— Begin —

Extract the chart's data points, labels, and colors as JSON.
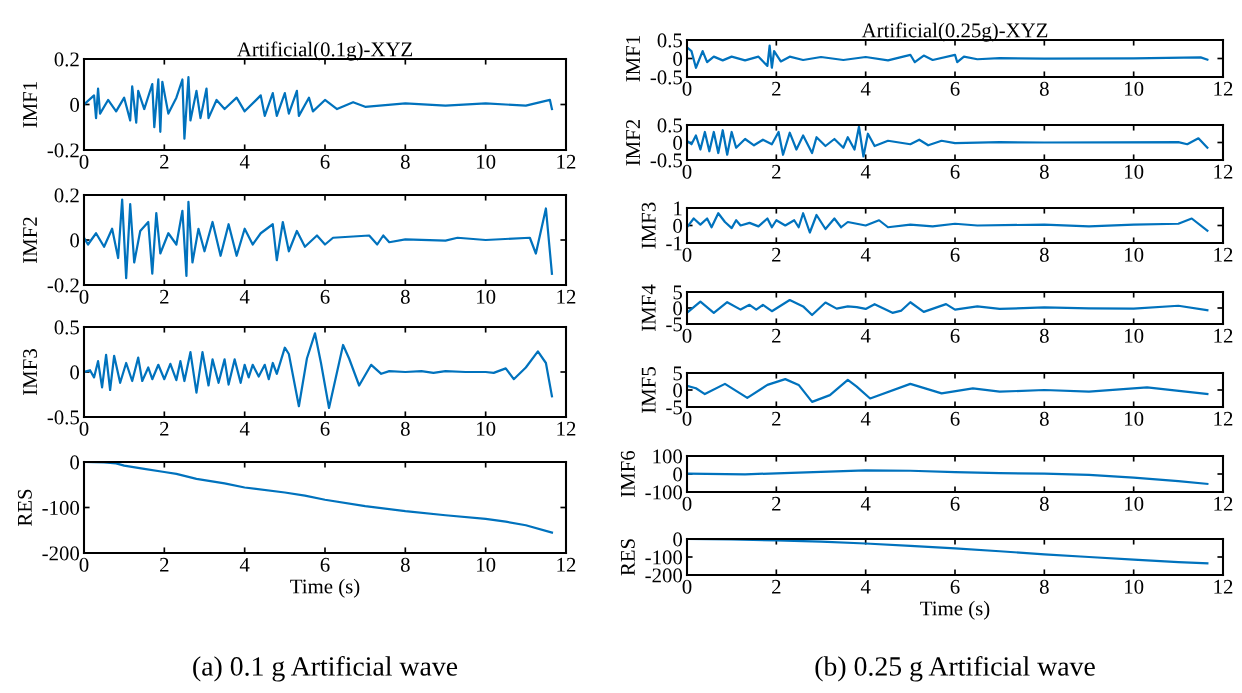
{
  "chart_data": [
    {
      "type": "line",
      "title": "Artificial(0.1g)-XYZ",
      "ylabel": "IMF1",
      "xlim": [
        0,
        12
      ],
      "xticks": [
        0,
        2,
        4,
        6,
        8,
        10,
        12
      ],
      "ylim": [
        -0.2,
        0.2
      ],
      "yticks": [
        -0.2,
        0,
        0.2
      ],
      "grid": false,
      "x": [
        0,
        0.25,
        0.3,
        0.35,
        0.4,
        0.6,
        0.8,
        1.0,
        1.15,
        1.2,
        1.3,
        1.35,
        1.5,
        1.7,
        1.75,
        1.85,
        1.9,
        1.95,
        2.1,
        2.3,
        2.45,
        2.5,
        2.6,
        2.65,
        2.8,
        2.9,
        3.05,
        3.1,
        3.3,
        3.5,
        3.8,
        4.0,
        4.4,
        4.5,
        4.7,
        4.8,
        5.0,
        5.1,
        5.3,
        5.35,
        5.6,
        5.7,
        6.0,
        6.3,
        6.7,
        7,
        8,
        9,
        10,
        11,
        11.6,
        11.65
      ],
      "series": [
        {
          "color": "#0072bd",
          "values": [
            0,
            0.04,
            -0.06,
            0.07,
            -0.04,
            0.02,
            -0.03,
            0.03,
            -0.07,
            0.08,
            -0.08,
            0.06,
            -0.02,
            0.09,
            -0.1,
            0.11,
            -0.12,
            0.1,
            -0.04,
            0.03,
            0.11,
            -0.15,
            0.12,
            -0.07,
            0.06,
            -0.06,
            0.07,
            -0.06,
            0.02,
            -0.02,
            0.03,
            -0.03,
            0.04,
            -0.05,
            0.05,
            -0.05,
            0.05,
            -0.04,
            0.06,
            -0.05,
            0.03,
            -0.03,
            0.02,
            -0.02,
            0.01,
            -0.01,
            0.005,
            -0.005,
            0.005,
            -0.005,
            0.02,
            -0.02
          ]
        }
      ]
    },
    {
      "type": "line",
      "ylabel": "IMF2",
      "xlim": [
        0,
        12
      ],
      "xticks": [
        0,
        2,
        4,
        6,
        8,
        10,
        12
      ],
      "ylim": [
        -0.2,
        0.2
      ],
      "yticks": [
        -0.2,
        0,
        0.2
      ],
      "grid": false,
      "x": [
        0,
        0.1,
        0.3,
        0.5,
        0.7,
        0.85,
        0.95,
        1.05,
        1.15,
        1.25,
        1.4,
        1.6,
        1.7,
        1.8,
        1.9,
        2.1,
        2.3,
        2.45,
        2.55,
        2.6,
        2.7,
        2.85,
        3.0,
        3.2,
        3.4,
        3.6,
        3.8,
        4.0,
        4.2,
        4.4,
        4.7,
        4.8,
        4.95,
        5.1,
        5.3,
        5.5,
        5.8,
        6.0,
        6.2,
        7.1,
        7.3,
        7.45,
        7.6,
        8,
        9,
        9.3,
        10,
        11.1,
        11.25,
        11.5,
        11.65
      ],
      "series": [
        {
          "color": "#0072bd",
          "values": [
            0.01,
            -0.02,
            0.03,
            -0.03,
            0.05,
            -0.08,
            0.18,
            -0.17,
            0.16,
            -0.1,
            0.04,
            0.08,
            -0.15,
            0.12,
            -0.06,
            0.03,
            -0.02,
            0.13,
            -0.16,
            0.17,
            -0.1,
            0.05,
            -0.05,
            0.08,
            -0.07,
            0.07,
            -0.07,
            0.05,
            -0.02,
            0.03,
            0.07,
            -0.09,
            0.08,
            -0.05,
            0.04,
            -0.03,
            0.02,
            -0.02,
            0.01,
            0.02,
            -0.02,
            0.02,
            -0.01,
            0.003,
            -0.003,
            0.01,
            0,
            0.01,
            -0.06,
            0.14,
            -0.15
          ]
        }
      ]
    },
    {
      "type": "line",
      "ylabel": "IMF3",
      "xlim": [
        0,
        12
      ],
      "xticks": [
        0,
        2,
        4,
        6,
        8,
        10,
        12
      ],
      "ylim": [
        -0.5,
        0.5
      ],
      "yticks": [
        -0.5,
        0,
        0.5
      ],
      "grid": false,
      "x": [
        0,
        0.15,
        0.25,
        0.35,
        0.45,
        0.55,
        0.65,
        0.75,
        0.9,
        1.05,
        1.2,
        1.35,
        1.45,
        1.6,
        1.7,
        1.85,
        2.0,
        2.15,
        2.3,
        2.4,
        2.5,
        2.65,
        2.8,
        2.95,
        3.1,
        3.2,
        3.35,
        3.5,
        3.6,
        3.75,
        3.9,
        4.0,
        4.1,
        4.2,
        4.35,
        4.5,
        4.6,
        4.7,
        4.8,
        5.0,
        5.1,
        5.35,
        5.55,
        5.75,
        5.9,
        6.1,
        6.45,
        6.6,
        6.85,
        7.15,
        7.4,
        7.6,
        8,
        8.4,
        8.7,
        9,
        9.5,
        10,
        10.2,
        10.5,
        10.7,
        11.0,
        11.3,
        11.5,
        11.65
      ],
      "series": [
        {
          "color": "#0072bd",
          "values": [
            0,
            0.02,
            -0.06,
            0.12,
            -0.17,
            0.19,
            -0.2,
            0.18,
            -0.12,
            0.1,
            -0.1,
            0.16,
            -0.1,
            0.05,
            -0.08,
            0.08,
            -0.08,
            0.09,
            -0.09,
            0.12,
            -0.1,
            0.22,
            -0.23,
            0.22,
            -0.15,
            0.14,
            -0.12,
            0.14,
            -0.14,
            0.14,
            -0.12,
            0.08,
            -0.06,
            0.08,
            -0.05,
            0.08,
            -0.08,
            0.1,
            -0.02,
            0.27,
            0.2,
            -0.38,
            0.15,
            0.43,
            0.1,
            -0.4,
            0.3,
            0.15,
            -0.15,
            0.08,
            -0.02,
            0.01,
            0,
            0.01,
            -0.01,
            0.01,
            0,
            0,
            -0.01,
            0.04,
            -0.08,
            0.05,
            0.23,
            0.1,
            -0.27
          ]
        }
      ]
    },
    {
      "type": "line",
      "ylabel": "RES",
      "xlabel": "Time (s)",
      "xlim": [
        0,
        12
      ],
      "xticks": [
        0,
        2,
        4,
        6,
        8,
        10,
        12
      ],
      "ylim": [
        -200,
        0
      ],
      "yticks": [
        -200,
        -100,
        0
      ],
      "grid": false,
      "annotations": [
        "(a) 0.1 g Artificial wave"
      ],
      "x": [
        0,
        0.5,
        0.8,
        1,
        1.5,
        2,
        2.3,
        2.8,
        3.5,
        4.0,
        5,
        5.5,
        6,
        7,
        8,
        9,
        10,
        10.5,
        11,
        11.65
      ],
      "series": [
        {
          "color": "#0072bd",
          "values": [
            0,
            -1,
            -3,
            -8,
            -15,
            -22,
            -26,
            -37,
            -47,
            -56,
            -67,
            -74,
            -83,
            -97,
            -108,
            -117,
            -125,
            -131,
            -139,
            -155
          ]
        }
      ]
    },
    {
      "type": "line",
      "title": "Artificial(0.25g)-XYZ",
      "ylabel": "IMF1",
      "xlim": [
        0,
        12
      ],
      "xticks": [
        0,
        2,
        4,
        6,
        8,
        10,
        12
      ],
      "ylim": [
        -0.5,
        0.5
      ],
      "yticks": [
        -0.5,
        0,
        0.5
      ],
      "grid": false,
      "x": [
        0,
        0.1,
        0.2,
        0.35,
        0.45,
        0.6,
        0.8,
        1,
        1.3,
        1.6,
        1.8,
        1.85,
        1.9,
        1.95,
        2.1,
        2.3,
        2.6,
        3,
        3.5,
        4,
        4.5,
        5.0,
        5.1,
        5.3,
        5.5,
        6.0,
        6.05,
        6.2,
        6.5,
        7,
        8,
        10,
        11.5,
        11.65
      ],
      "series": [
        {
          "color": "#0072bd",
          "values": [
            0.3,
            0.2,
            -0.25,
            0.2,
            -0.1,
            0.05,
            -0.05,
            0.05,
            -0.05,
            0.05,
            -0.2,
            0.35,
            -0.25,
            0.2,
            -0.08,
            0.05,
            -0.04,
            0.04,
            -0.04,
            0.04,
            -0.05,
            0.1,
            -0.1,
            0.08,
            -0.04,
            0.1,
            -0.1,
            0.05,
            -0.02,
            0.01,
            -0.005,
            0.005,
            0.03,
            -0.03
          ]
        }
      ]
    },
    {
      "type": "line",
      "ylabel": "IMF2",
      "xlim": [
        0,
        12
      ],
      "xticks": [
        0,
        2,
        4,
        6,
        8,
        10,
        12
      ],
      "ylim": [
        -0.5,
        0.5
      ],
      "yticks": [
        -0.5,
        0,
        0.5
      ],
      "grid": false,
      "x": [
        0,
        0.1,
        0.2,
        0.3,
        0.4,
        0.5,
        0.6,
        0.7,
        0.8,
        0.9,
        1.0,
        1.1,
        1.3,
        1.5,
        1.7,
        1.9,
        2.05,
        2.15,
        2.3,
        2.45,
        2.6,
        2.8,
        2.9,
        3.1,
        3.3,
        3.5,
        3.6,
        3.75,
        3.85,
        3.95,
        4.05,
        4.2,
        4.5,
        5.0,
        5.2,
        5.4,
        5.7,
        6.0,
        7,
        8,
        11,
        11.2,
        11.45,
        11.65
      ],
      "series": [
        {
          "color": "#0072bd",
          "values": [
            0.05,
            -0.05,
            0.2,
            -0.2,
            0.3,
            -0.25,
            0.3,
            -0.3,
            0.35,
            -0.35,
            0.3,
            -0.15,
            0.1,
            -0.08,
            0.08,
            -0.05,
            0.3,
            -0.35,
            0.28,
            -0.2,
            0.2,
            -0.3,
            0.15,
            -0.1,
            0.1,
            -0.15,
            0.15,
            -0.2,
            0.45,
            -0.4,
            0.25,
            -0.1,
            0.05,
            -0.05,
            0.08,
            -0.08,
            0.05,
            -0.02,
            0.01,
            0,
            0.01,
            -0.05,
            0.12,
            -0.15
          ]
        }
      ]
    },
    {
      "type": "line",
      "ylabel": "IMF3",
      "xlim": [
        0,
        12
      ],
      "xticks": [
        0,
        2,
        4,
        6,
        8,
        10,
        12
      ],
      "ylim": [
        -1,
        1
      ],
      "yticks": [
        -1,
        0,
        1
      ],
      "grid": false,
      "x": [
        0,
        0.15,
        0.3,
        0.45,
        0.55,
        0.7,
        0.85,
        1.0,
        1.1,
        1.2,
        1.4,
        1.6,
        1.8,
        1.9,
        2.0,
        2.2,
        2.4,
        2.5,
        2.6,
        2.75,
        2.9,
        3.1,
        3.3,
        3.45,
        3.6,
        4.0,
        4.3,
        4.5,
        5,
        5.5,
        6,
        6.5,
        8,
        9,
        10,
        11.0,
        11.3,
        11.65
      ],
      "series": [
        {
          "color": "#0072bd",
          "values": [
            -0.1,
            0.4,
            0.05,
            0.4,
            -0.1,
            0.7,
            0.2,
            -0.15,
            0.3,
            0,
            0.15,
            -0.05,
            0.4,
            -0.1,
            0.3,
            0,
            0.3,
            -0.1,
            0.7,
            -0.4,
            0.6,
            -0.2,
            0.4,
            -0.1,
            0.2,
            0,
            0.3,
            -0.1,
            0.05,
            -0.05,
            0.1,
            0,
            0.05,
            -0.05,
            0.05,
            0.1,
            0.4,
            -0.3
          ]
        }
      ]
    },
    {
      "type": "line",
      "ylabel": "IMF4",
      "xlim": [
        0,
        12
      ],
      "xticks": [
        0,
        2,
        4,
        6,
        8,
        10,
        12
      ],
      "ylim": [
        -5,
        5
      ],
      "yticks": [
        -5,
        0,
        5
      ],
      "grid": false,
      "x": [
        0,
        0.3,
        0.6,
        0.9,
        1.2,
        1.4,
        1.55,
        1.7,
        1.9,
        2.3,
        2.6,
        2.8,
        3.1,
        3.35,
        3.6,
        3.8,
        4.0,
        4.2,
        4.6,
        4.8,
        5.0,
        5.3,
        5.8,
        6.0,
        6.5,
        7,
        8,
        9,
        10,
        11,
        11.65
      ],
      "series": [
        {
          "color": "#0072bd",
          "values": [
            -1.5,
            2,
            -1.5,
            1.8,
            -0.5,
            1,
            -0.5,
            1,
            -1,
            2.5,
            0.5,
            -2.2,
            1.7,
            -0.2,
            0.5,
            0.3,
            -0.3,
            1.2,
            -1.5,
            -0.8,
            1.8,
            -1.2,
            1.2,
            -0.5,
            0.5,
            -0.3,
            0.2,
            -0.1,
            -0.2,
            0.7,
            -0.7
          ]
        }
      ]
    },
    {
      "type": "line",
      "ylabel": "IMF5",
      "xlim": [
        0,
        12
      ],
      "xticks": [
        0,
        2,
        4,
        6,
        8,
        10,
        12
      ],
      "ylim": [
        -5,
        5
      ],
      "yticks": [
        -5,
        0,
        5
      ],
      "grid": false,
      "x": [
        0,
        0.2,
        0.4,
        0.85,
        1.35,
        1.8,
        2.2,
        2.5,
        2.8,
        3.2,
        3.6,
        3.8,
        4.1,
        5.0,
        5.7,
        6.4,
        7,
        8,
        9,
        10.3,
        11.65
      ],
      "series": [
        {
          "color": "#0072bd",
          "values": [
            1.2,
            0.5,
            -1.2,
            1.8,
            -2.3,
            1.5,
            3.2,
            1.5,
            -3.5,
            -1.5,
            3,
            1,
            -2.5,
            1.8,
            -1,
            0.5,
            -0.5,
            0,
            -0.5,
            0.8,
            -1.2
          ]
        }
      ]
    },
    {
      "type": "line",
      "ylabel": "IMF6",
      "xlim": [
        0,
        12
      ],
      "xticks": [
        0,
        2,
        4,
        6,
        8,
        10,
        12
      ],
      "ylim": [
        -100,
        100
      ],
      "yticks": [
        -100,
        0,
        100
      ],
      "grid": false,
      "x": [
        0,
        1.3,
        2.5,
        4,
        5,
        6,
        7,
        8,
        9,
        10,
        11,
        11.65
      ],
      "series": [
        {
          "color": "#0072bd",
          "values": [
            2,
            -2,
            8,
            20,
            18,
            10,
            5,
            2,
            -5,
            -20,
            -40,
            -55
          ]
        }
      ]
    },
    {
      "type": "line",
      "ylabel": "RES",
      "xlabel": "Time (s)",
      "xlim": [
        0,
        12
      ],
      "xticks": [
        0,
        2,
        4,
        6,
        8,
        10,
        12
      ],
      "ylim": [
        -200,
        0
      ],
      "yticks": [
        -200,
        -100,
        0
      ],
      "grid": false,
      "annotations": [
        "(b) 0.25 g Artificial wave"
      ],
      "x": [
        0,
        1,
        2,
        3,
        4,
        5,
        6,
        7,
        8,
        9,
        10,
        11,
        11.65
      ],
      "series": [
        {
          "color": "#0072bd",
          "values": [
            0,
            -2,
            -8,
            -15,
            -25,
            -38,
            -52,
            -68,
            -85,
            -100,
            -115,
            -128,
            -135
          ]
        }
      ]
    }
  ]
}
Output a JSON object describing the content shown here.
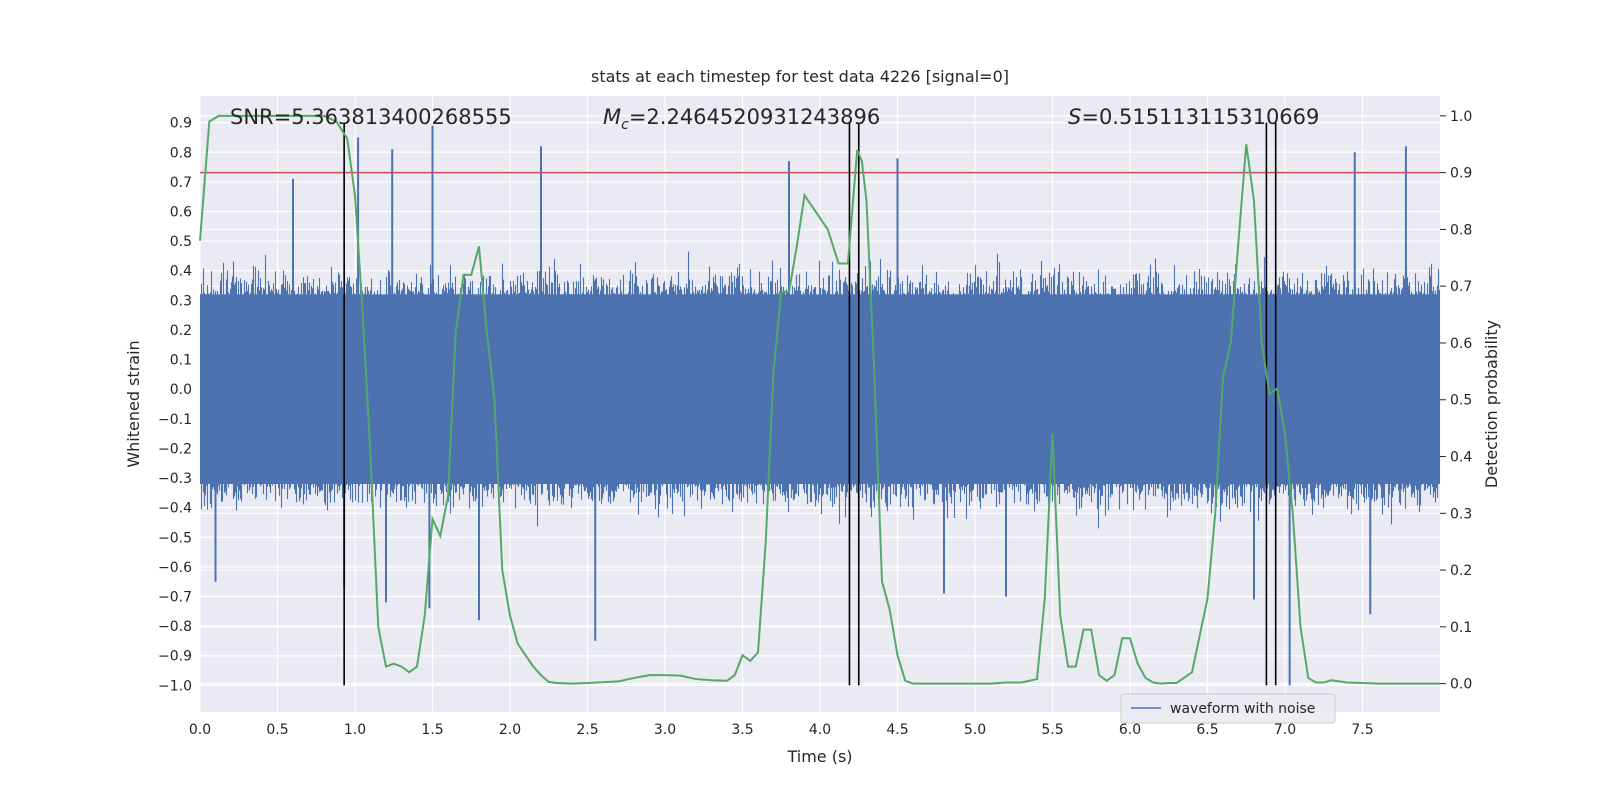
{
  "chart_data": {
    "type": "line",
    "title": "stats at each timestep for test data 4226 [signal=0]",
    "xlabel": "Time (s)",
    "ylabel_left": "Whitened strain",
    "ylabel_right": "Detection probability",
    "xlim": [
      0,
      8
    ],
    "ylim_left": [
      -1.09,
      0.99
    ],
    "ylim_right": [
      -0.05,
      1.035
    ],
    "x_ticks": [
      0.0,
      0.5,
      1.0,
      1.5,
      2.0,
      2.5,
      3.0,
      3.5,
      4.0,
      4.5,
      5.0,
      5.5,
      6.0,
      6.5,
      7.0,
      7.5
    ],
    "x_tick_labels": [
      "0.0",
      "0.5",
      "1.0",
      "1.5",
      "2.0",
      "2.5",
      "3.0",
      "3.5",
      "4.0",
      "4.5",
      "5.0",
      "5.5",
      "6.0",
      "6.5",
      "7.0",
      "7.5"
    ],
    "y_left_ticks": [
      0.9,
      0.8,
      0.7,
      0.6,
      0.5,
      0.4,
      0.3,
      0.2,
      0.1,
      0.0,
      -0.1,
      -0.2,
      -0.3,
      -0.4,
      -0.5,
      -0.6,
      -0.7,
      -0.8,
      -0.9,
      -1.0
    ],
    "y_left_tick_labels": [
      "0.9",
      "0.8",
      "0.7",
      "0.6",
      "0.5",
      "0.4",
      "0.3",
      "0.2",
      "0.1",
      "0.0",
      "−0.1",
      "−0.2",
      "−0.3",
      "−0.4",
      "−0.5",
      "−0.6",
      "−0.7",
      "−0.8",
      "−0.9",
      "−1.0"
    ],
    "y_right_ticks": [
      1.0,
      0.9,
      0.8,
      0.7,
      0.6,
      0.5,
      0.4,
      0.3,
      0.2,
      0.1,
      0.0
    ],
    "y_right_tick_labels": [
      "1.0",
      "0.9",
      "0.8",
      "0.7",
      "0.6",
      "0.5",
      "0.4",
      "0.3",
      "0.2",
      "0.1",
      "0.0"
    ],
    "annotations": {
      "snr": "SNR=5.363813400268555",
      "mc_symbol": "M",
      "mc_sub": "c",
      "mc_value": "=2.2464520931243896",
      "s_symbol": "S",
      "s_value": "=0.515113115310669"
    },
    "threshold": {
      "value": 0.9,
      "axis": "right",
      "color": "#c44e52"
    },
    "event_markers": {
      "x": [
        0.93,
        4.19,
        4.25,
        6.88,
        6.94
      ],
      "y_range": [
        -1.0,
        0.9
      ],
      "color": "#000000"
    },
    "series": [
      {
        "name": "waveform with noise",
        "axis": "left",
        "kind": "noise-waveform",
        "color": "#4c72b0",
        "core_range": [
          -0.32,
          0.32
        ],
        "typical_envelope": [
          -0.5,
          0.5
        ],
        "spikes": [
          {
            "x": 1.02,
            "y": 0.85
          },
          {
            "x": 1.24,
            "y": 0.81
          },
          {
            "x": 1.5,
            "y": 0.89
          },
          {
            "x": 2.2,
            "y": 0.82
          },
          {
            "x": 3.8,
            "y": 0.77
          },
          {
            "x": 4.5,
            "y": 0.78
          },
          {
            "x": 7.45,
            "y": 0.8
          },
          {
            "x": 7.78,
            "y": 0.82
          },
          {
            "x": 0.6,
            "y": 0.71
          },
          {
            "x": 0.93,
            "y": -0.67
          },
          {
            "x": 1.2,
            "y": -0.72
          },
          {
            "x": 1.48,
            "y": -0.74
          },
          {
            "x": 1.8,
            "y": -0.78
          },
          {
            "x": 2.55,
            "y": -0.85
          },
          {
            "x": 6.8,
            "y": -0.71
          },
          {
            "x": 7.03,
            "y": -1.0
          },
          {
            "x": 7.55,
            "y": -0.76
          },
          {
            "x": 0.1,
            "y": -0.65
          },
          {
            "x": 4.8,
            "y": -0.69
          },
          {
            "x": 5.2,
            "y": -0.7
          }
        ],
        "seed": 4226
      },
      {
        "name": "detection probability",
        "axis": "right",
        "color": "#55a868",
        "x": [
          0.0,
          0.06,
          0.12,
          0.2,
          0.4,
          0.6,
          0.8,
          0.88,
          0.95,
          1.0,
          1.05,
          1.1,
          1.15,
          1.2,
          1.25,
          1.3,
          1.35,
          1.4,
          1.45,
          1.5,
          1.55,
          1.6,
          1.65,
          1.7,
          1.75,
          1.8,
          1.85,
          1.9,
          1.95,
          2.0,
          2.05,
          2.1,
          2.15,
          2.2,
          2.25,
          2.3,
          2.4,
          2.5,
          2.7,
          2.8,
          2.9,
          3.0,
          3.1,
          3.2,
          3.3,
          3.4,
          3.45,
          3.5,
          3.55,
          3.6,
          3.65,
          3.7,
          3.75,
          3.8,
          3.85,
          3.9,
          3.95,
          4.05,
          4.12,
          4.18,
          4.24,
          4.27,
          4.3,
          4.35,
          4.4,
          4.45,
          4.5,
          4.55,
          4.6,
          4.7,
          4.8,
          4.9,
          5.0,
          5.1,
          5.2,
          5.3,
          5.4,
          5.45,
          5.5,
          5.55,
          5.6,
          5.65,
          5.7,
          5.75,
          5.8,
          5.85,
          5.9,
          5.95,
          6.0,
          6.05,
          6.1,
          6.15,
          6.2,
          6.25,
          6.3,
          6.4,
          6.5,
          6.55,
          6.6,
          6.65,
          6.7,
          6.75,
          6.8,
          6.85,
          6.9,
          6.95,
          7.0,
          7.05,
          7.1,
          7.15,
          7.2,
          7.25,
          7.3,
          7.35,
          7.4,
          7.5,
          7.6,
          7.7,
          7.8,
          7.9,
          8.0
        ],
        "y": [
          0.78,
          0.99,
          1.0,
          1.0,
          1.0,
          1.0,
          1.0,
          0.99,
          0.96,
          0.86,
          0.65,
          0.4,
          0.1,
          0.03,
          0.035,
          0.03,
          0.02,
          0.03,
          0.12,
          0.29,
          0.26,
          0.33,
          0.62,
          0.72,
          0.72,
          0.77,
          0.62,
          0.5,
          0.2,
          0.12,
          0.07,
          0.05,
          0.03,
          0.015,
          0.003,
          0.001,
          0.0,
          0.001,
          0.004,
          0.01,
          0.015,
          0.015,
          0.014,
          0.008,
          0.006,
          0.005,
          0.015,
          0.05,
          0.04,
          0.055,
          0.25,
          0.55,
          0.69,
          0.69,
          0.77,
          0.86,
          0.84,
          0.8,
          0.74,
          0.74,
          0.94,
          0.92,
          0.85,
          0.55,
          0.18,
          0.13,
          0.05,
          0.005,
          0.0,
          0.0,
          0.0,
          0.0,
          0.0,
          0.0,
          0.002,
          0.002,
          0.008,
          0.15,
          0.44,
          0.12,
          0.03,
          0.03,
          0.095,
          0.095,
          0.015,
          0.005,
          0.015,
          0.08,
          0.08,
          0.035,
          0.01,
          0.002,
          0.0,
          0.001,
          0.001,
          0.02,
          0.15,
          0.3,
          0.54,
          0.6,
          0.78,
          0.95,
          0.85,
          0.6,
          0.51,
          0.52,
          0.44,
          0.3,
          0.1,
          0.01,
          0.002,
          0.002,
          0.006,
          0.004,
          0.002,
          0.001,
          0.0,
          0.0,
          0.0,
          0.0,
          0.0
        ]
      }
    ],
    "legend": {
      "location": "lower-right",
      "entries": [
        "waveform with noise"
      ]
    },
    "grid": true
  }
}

— End —

Required task:
Search the data above for the string "probability" and return every line that has it.

Solution below:
    "ylabel_right": "Detection probability",
        "name": "detection probability",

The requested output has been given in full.